**Work instructions**
Work out how many lines in the data hold the word "color", and reply with that number only.

Stored data entries:
◆ ◆ ◆ ◆ ◆ ◆ ◆

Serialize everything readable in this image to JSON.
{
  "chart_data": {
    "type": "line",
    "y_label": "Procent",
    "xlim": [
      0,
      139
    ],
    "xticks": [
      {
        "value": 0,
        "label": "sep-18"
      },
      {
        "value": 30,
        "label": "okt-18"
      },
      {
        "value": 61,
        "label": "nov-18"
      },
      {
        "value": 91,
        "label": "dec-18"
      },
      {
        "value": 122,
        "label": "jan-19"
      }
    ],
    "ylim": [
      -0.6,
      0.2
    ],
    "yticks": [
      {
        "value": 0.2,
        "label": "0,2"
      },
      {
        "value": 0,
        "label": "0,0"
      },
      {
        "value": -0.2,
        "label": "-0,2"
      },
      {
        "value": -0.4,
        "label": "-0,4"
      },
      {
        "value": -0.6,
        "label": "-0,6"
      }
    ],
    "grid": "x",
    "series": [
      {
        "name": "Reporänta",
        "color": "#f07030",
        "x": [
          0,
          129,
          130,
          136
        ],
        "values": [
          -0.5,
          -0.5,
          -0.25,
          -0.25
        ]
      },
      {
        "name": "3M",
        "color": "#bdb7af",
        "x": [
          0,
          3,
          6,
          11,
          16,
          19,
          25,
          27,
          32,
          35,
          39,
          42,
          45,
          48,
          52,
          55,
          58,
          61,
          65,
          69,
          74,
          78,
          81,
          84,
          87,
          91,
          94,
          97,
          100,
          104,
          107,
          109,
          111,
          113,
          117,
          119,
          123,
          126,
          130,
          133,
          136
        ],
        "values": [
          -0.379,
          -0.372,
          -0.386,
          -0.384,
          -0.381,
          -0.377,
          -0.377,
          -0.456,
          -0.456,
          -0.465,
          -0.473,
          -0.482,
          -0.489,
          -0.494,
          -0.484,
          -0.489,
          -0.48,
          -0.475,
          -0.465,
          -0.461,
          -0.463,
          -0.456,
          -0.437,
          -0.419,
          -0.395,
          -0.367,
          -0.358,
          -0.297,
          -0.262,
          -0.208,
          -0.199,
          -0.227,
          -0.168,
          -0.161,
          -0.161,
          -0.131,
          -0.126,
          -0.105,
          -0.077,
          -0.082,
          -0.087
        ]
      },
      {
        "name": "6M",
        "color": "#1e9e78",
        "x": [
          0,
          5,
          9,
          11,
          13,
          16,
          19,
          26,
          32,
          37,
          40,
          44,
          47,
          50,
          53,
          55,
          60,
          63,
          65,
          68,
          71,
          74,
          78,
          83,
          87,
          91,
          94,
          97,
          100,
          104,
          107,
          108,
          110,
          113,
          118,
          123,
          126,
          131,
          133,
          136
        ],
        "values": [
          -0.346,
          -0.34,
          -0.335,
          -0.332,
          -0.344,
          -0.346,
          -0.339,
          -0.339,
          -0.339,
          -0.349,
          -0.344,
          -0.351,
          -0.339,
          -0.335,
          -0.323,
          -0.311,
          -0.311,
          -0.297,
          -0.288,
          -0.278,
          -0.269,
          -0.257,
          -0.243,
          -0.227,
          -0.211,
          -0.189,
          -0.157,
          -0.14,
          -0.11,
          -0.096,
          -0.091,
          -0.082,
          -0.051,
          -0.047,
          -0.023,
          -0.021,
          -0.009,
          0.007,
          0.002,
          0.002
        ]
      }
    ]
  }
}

◆ ◆ ◆ ◆ ◆ ◆ ◆

**The answer**
3